## EXERCISE INSTRUCTIONS
1. From the Couchbase connector page, list every distinct quantity of documents or span of time that it mentions.
2. According to the Couchbase connector page, which Couchbase release was the connector tested against?
3. Go on with the Couchbase connector page, starting after its final sentence.

## EXTRACT PROVIDED

Couchbase Connector and Datasource Configuration

The Couchbase connector uses the Cross-Datacenter Replication (XDCR) feature of Couchbase to retrieve data stored in Couchbase continuously in real-time. For more information about Couchbase, see their website at http://www.couchbase.com/.

This connector has been tested for compatibility with Couchbase Server 2.5.1 Enterprise Edition.

Indexing and Commits

Because this connector retrieves data continuously, two properties are available to control the frequency of commits to Solr, which makes the documents available for user queries. The properties define the maximum number of documents to queue for a commit (set to 50,000 by default) and the maximum amount of time to wait between commits (set to 120 seconds, or 2 minutes). Documents will be committed when one of those thresholds is reached first, meaning that if 2 minutes have passed and there are only 20,000 documents, a commit will occur. Similarly, if only 1 minute has passed and there are 50,000 documents in the queue, a commit will occur. These properties can be adjusted for your own requirements if needed.

(Dataset records)
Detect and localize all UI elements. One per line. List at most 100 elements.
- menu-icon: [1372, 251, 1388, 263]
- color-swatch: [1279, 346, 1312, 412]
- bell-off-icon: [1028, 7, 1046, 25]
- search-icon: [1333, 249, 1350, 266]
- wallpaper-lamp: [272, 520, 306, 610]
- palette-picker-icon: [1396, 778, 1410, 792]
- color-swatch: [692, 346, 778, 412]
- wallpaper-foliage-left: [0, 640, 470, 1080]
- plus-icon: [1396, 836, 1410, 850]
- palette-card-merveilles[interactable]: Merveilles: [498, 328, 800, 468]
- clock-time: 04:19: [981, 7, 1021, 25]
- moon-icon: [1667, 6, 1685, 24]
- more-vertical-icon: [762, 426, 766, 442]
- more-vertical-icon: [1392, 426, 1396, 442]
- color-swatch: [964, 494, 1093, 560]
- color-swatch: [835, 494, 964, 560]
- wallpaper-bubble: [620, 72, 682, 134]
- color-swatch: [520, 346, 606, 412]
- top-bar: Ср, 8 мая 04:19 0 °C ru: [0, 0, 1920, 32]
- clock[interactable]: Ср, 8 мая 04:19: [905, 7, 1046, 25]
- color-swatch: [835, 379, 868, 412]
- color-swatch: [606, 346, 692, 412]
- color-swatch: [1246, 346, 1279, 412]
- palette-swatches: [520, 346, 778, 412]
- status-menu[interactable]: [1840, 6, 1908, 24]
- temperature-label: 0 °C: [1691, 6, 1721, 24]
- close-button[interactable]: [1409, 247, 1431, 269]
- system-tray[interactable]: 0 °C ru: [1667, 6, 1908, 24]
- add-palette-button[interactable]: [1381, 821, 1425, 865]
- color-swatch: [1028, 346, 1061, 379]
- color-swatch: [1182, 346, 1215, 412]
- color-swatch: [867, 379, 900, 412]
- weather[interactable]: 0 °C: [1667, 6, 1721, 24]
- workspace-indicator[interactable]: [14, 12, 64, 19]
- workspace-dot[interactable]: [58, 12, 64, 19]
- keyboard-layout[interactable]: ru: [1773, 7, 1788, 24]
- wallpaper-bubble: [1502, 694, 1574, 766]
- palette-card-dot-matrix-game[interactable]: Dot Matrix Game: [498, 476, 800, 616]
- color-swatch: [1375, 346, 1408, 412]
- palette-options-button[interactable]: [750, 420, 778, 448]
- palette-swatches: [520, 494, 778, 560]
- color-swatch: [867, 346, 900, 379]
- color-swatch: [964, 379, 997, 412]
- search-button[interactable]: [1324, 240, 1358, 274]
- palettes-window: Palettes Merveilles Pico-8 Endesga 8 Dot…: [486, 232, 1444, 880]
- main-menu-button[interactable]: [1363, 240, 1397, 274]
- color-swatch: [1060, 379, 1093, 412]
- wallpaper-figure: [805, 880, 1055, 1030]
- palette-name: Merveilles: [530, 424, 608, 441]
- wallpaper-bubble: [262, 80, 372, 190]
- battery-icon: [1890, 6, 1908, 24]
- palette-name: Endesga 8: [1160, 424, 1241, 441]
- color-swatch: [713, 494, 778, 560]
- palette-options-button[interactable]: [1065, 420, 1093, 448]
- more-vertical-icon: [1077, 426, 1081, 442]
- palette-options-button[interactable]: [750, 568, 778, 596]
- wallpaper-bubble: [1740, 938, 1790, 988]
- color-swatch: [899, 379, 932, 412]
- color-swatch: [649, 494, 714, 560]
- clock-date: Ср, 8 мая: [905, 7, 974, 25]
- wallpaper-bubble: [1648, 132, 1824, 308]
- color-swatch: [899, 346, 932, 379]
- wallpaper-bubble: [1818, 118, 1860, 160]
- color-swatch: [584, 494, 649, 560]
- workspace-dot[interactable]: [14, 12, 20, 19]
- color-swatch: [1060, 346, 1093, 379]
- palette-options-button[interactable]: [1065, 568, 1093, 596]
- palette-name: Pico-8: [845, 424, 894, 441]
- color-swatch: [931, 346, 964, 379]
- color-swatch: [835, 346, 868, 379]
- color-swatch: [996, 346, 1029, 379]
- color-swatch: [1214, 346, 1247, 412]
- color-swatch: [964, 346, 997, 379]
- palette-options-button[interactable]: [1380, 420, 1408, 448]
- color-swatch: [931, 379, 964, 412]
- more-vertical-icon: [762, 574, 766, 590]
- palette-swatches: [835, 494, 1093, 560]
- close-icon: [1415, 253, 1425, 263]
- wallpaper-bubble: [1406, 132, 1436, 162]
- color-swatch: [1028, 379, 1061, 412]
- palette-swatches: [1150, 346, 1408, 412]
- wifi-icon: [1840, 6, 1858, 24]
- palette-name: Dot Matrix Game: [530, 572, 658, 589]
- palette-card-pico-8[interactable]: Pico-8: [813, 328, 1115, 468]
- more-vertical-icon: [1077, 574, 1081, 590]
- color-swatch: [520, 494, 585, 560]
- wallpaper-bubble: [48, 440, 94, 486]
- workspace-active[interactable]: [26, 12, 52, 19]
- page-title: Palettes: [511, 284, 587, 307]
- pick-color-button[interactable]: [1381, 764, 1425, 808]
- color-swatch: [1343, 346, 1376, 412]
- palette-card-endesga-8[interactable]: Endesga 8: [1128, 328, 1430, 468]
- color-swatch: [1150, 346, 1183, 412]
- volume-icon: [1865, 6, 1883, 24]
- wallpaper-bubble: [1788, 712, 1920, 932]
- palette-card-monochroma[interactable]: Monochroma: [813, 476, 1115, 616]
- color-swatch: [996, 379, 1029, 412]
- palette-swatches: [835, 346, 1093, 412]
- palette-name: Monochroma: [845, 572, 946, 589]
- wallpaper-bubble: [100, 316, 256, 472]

## FINAL RESULTS
1.
- 50,000 documents
- 120 seconds (2 minutes)
- 20,000 documents
- 1 minute

2. Couchbase Server 2.5.1 Enterprise Edition.

3.
Note
This connector retrieves data continuously. You can limit the number of documents it fetches during testing by setting the maximum number of documents retrieved, or you can manually stop the connector with the Fusion UI or Connector Datasources API.

Splitting Couchbase Documents

Because Couchbase has a flexible data model, documents may have a nested JSON structure. It is possible to split nested documents with a splitpath property, which uses an XPath-style path to the element to split on. These paths do not accept wildcards.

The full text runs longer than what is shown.